Extracted records
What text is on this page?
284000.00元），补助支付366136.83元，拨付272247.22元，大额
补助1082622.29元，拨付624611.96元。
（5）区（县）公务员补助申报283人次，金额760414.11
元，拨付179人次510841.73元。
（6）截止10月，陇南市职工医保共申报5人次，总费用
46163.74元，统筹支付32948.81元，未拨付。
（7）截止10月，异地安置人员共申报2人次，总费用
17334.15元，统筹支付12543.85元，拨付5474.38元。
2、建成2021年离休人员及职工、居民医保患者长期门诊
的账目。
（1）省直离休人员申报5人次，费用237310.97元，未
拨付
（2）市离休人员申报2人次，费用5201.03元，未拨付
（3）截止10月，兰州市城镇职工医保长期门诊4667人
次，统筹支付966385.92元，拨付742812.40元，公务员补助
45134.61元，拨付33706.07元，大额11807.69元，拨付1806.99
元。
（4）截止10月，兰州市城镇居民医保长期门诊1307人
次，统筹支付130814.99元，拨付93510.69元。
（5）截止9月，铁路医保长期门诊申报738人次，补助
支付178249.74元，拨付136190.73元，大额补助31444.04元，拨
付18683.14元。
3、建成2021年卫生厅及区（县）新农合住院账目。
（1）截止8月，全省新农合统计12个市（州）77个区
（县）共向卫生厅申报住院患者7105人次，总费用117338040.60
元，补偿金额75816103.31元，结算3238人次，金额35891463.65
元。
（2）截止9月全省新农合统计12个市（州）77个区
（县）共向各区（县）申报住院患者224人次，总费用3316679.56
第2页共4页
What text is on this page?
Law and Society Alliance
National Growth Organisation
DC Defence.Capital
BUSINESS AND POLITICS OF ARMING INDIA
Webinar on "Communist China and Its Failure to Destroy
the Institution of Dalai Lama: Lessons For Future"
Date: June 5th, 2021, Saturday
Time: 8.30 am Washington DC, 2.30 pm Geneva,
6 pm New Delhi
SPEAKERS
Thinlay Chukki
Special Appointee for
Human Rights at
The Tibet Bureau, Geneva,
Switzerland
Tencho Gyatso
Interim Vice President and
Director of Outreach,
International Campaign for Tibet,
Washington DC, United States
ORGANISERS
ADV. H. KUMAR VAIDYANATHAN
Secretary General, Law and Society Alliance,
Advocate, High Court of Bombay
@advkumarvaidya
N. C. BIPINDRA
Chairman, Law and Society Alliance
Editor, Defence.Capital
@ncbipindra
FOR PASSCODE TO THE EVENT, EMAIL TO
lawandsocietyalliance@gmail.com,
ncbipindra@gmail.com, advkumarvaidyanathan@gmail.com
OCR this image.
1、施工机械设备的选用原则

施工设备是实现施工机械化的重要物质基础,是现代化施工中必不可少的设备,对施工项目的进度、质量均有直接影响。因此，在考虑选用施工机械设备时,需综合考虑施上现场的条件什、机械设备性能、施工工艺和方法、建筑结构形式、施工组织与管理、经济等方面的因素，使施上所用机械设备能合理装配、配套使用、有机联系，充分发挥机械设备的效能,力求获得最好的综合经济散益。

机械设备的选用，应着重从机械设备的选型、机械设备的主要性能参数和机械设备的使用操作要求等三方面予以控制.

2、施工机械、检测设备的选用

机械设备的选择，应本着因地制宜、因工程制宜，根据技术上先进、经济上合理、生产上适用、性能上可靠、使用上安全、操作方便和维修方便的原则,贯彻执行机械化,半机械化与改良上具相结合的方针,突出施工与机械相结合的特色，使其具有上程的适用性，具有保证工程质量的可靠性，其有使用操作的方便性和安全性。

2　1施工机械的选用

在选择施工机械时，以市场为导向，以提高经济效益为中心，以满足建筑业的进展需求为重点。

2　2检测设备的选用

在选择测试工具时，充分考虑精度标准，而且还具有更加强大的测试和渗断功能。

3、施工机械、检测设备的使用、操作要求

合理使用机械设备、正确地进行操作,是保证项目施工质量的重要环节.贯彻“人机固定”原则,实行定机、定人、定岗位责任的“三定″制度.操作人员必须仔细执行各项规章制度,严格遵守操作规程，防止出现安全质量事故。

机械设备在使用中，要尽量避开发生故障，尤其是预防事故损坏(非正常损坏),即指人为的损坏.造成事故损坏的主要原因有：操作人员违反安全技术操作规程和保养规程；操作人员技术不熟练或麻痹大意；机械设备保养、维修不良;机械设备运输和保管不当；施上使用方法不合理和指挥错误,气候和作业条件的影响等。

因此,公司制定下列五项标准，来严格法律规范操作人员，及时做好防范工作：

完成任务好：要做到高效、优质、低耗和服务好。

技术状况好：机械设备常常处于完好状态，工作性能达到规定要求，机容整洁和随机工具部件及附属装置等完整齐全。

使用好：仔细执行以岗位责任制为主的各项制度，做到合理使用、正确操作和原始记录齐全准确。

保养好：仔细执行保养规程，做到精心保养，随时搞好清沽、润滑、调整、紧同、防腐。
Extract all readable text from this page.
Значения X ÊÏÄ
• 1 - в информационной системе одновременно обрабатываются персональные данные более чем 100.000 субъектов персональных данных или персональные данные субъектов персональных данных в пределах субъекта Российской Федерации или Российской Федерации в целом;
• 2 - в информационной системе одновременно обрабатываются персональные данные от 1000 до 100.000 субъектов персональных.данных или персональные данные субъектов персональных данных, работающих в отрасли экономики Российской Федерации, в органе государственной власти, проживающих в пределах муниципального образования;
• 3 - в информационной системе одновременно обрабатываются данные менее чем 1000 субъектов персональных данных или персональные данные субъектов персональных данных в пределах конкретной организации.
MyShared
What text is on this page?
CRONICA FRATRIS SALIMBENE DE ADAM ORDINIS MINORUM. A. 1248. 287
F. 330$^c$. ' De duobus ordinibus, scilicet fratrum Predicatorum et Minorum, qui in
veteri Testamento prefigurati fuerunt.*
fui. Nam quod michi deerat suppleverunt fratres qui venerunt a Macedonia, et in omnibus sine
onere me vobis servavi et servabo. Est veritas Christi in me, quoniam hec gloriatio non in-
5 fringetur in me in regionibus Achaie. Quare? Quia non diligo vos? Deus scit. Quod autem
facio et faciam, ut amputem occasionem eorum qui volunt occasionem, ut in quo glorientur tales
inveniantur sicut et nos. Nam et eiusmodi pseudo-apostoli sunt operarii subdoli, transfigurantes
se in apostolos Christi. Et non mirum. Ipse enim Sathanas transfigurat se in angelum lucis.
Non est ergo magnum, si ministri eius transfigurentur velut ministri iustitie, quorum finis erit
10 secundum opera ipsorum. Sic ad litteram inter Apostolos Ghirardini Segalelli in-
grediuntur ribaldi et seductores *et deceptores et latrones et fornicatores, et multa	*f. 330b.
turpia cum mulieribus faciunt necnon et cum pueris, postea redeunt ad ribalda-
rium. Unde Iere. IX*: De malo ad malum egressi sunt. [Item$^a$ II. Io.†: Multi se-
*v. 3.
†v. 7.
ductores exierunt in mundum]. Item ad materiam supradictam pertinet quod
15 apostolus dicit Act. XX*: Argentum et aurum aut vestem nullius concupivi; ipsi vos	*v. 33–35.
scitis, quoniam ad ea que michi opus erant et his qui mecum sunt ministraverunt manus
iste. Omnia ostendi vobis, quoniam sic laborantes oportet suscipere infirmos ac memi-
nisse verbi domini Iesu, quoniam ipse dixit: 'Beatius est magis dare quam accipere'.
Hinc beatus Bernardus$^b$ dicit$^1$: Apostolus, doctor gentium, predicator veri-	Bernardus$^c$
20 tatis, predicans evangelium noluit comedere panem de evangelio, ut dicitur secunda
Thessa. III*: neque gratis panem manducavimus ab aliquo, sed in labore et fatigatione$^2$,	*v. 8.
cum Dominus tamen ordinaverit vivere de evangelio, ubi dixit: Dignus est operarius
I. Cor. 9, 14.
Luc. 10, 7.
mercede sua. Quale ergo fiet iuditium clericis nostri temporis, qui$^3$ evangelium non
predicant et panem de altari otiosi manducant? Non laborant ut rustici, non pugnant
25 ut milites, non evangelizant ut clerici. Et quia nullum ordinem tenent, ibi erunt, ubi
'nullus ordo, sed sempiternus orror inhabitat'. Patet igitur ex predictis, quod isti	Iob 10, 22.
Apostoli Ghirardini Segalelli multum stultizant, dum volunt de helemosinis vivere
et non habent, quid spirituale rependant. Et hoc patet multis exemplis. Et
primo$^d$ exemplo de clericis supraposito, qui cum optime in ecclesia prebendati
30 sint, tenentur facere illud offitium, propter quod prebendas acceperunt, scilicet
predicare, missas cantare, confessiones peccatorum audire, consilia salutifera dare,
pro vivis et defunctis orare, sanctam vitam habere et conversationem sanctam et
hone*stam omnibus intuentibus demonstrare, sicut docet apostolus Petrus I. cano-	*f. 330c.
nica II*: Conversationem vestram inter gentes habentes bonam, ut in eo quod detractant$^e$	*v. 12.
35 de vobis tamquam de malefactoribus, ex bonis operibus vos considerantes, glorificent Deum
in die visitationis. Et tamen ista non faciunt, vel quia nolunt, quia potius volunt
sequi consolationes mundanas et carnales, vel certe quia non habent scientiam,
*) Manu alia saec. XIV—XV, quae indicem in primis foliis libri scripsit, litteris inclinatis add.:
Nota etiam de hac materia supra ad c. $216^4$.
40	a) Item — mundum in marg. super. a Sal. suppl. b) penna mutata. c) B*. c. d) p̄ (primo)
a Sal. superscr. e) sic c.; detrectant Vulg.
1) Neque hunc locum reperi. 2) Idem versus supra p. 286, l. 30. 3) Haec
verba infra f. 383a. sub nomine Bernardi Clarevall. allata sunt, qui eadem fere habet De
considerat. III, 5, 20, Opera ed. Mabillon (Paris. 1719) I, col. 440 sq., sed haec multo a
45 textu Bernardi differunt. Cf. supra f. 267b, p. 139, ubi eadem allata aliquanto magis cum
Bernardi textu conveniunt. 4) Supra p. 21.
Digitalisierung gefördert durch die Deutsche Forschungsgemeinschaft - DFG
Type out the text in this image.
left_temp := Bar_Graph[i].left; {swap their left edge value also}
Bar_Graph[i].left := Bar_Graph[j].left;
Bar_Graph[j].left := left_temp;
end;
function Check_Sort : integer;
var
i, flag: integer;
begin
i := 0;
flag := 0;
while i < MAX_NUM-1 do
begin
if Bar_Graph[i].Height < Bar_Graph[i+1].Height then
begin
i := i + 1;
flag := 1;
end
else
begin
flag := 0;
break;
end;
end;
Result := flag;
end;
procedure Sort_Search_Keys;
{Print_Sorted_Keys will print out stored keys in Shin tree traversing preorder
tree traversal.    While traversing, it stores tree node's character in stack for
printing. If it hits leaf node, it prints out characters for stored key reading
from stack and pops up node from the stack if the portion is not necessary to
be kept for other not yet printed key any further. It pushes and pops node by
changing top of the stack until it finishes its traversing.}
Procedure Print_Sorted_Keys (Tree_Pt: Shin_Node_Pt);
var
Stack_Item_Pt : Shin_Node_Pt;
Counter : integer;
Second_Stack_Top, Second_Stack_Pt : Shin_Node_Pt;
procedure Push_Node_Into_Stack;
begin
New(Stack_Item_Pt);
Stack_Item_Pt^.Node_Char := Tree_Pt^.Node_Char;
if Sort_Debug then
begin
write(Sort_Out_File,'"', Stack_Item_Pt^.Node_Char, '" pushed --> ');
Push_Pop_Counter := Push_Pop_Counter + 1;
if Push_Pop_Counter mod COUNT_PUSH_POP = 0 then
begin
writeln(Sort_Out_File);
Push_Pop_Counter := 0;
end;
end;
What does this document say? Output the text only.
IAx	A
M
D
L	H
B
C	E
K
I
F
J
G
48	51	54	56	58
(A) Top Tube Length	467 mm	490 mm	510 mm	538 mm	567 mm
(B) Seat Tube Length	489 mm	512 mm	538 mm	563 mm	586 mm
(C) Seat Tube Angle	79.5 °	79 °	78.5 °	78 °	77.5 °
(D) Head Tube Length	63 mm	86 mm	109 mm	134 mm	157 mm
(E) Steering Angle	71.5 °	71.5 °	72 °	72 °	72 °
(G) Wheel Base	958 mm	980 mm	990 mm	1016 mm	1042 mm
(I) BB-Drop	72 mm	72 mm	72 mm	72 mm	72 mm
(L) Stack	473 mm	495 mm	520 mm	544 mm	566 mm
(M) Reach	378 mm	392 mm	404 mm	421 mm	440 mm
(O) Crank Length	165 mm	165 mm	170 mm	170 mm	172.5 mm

§ DO THIS: Write out every line of the data that holds the word "vivere".

§ RESPONSE:
cum Dominus tamen ordinaverit vivere de evangelio, ubi dixit: Dignus est operarius
Apostoli Ghirardini Segalelli multum stultizant, dum volunt de helemosinis vivere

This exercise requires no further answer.